● **WRITTEN REQUEST**:
An exact copy of all the data is required, with pictures left out.
====== RECORDS FOR THIS EXERCISE
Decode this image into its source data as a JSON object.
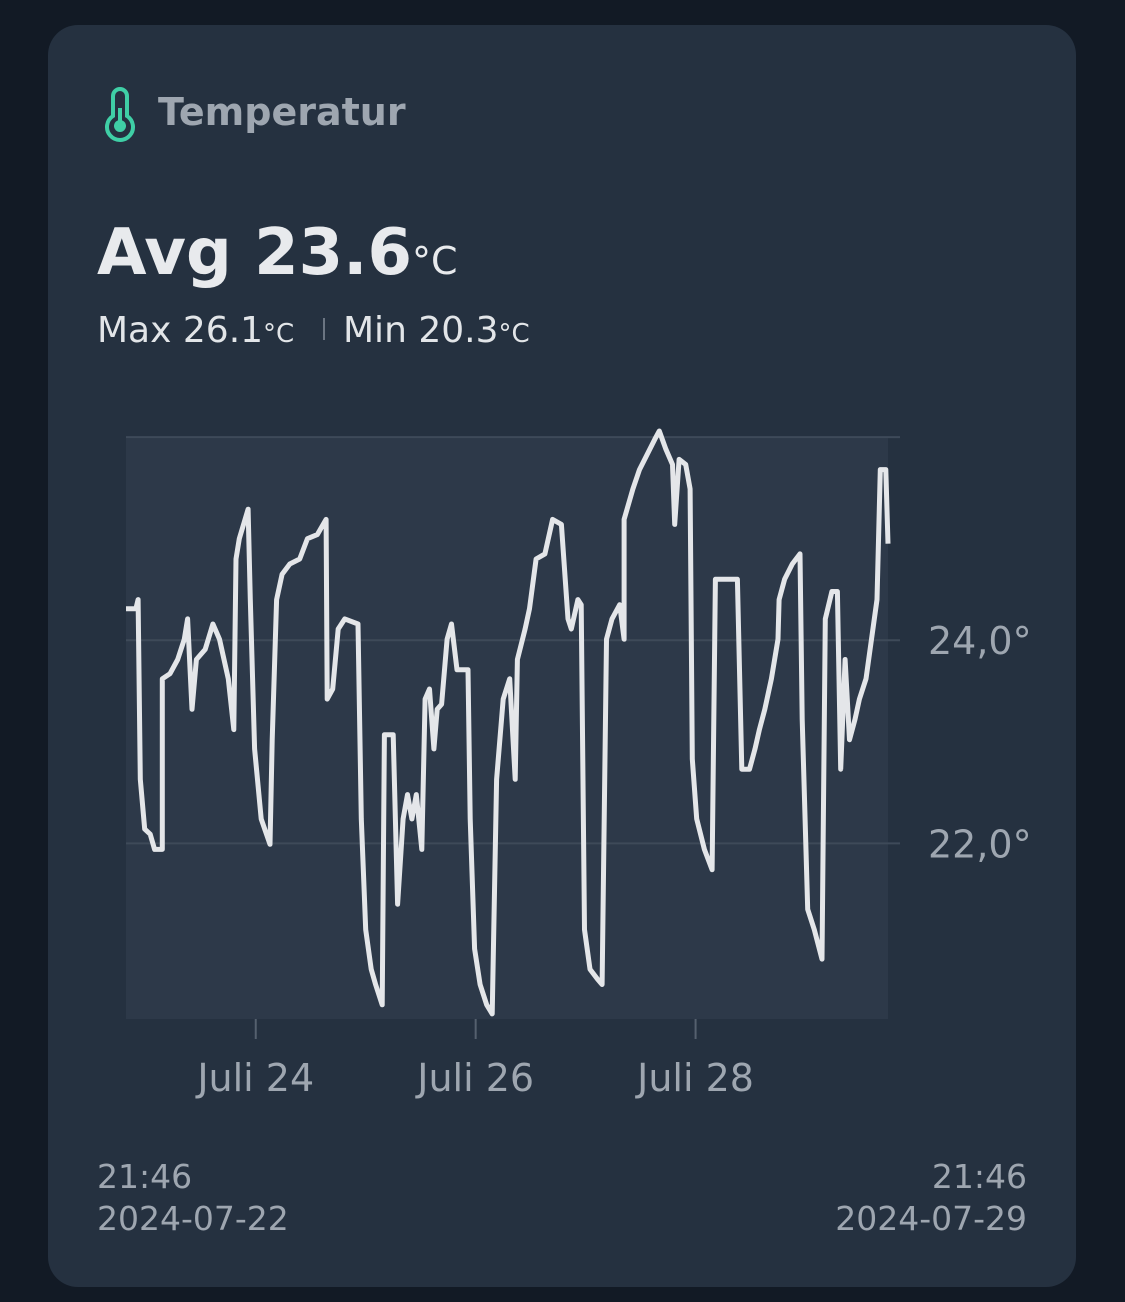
{
  "header": {
    "title": "Temperatur"
  },
  "summary": {
    "avg_label": "Avg",
    "avg": 23.6,
    "max_label": "Max",
    "max": 26.1,
    "min_label": "Min",
    "min": 20.3,
    "unit": "°C"
  },
  "chart_data": {
    "type": "line",
    "color": "#e4e6e9",
    "grid": true,
    "x": [
      22.82,
      22.91,
      22.93,
      22.95,
      22.99,
      23.04,
      23.08,
      23.15,
      23.15,
      23.22,
      23.29,
      23.35,
      23.38,
      23.42,
      23.46,
      23.54,
      23.61,
      23.67,
      23.75,
      23.8,
      23.82,
      23.85,
      23.93,
      23.95,
      23.99,
      24.05,
      24.13,
      24.15,
      24.19,
      24.24,
      24.31,
      24.4,
      24.47,
      24.56,
      24.64,
      24.65,
      24.7,
      24.75,
      24.81,
      24.93,
      24.96,
      25.0,
      25.05,
      25.09,
      25.15,
      25.17,
      25.25,
      25.29,
      25.34,
      25.38,
      25.42,
      25.46,
      25.51,
      25.54,
      25.58,
      25.62,
      25.65,
      25.69,
      25.74,
      25.78,
      25.83,
      25.93,
      25.95,
      25.99,
      26.04,
      26.1,
      26.15,
      26.19,
      26.25,
      26.31,
      26.36,
      26.38,
      26.45,
      26.49,
      26.55,
      26.63,
      26.7,
      26.78,
      26.84,
      26.87,
      26.93,
      26.96,
      26.99,
      27.04,
      27.11,
      27.15,
      27.19,
      27.24,
      27.31,
      27.35,
      27.35,
      27.43,
      27.49,
      27.56,
      27.63,
      27.67,
      27.73,
      27.79,
      27.81,
      27.85,
      27.91,
      27.95,
      27.97,
      28.01,
      28.08,
      28.15,
      28.18,
      28.38,
      28.42,
      28.49,
      28.54,
      28.58,
      28.63,
      28.69,
      28.75,
      28.76,
      28.81,
      28.88,
      28.95,
      28.97,
      29.02,
      29.08,
      29.15,
      29.18,
      29.24,
      29.29,
      29.32,
      29.36,
      29.4,
      29.45,
      29.49,
      29.55,
      29.6,
      29.65,
      29.68,
      29.73,
      29.75
    ],
    "values": [
      24.31,
      24.31,
      24.4,
      22.63,
      22.14,
      22.09,
      21.94,
      21.94,
      23.62,
      23.67,
      23.81,
      24.01,
      24.21,
      23.32,
      23.81,
      23.91,
      24.16,
      24.01,
      23.62,
      23.12,
      24.8,
      25.0,
      25.29,
      24.4,
      22.93,
      22.24,
      21.99,
      23.02,
      24.4,
      24.65,
      24.75,
      24.8,
      25.0,
      25.04,
      25.19,
      23.42,
      23.52,
      24.11,
      24.21,
      24.16,
      22.24,
      21.15,
      20.76,
      20.61,
      20.41,
      23.07,
      23.07,
      21.4,
      22.24,
      22.48,
      22.24,
      22.48,
      21.94,
      23.42,
      23.52,
      22.93,
      23.32,
      23.37,
      24.01,
      24.16,
      23.71,
      23.71,
      22.24,
      20.96,
      20.61,
      20.41,
      20.32,
      22.63,
      23.42,
      23.62,
      22.63,
      23.81,
      24.11,
      24.31,
      24.8,
      24.85,
      25.19,
      25.14,
      24.21,
      24.11,
      24.4,
      24.35,
      21.15,
      20.76,
      20.66,
      20.61,
      24.01,
      24.21,
      24.35,
      24.01,
      25.19,
      25.49,
      25.68,
      25.83,
      25.98,
      26.06,
      25.88,
      25.73,
      25.14,
      25.78,
      25.73,
      25.49,
      22.83,
      22.24,
      21.94,
      21.74,
      24.6,
      24.6,
      22.73,
      22.73,
      22.93,
      23.12,
      23.32,
      23.62,
      24.01,
      24.4,
      24.6,
      24.75,
      24.85,
      23.22,
      21.35,
      21.15,
      20.86,
      24.21,
      24.48,
      24.48,
      22.73,
      23.81,
      23.02,
      23.22,
      23.42,
      23.62,
      24.01,
      24.4,
      25.68,
      25.68,
      24.95
    ],
    "xlim": [
      22.82,
      29.75
    ],
    "xticks": [
      {
        "value": 24,
        "label": "Juli 24"
      },
      {
        "value": 26,
        "label": "Juli 26"
      },
      {
        "value": 28,
        "label": "Juli 28"
      }
    ],
    "ylim": [
      20.27,
      26.07
    ],
    "yticks": [
      {
        "value": 22,
        "label": "22,0°"
      },
      {
        "value": 24,
        "label": "24,0°"
      },
      {
        "value": 26,
        "label": null
      }
    ]
  },
  "footer": {
    "start_time": "21:46",
    "start_date": "2024-07-22",
    "end_time": "21:46",
    "end_date": "2024-07-29"
  }
}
============
● **EXERCISE RESULT**:
Decode this image into its source data as a JSON object.
{
  "header": {
    "title": "Temperatur"
  },
  "summary": {
    "avg_label": "Avg",
    "avg": 23.6,
    "max_label": "Max",
    "max": 26.1,
    "min_label": "Min",
    "min": 20.3,
    "unit": "°C"
  },
  "chart_data": {
    "type": "line",
    "color": "#e4e6e9",
    "grid": true,
    "x": [
      22.82,
      22.91,
      22.93,
      22.95,
      22.99,
      23.04,
      23.08,
      23.15,
      23.15,
      23.22,
      23.29,
      23.35,
      23.38,
      23.42,
      23.46,
      23.54,
      23.61,
      23.67,
      23.75,
      23.8,
      23.82,
      23.85,
      23.93,
      23.95,
      23.99,
      24.05,
      24.13,
      24.15,
      24.19,
      24.24,
      24.31,
      24.4,
      24.47,
      24.56,
      24.64,
      24.65,
      24.7,
      24.75,
      24.81,
      24.93,
      24.96,
      25.0,
      25.05,
      25.09,
      25.15,
      25.17,
      25.25,
      25.29,
      25.34,
      25.38,
      25.42,
      25.46,
      25.51,
      25.54,
      25.58,
      25.62,
      25.65,
      25.69,
      25.74,
      25.78,
      25.83,
      25.93,
      25.95,
      25.99,
      26.04,
      26.1,
      26.15,
      26.19,
      26.25,
      26.31,
      26.36,
      26.38,
      26.45,
      26.49,
      26.55,
      26.63,
      26.7,
      26.78,
      26.84,
      26.87,
      26.93,
      26.96,
      26.99,
      27.04,
      27.11,
      27.15,
      27.19,
      27.24,
      27.31,
      27.35,
      27.35,
      27.43,
      27.49,
      27.56,
      27.63,
      27.67,
      27.73,
      27.79,
      27.81,
      27.85,
      27.91,
      27.95,
      27.97,
      28.01,
      28.08,
      28.15,
      28.18,
      28.38,
      28.42,
      28.49,
      28.54,
      28.58,
      28.63,
      28.69,
      28.75,
      28.76,
      28.81,
      28.88,
      28.95,
      28.97,
      29.02,
      29.08,
      29.15,
      29.18,
      29.24,
      29.29,
      29.32,
      29.36,
      29.4,
      29.45,
      29.49,
      29.55,
      29.6,
      29.65,
      29.68,
      29.73,
      29.75
    ],
    "values": [
      24.31,
      24.31,
      24.4,
      22.63,
      22.14,
      22.09,
      21.94,
      21.94,
      23.62,
      23.67,
      23.81,
      24.01,
      24.21,
      23.32,
      23.81,
      23.91,
      24.16,
      24.01,
      23.62,
      23.12,
      24.8,
      25.0,
      25.29,
      24.4,
      22.93,
      22.24,
      21.99,
      23.02,
      24.4,
      24.65,
      24.75,
      24.8,
      25.0,
      25.04,
      25.19,
      23.42,
      23.52,
      24.11,
      24.21,
      24.16,
      22.24,
      21.15,
      20.76,
      20.61,
      20.41,
      23.07,
      23.07,
      21.4,
      22.24,
      22.48,
      22.24,
      22.48,
      21.94,
      23.42,
      23.52,
      22.93,
      23.32,
      23.37,
      24.01,
      24.16,
      23.71,
      23.71,
      22.24,
      20.96,
      20.61,
      20.41,
      20.32,
      22.63,
      23.42,
      23.62,
      22.63,
      23.81,
      24.11,
      24.31,
      24.8,
      24.85,
      25.19,
      25.14,
      24.21,
      24.11,
      24.4,
      24.35,
      21.15,
      20.76,
      20.66,
      20.61,
      24.01,
      24.21,
      24.35,
      24.01,
      25.19,
      25.49,
      25.68,
      25.83,
      25.98,
      26.06,
      25.88,
      25.73,
      25.14,
      25.78,
      25.73,
      25.49,
      22.83,
      22.24,
      21.94,
      21.74,
      24.6,
      24.6,
      22.73,
      22.73,
      22.93,
      23.12,
      23.32,
      23.62,
      24.01,
      24.4,
      24.6,
      24.75,
      24.85,
      23.22,
      21.35,
      21.15,
      20.86,
      24.21,
      24.48,
      24.48,
      22.73,
      23.81,
      23.02,
      23.22,
      23.42,
      23.62,
      24.01,
      24.4,
      25.68,
      25.68,
      24.95
    ],
    "xlim": [
      22.82,
      29.75
    ],
    "xticks": [
      {
        "value": 24,
        "label": "Juli 24"
      },
      {
        "value": 26,
        "label": "Juli 26"
      },
      {
        "value": 28,
        "label": "Juli 28"
      }
    ],
    "ylim": [
      20.27,
      26.07
    ],
    "yticks": [
      {
        "value": 22,
        "label": "22,0°"
      },
      {
        "value": 24,
        "label": "24,0°"
      },
      {
        "value": 26,
        "label": null
      }
    ]
  },
  "footer": {
    "start_time": "21:46",
    "start_date": "2024-07-22",
    "end_time": "21:46",
    "end_date": "2024-07-29"
  }
}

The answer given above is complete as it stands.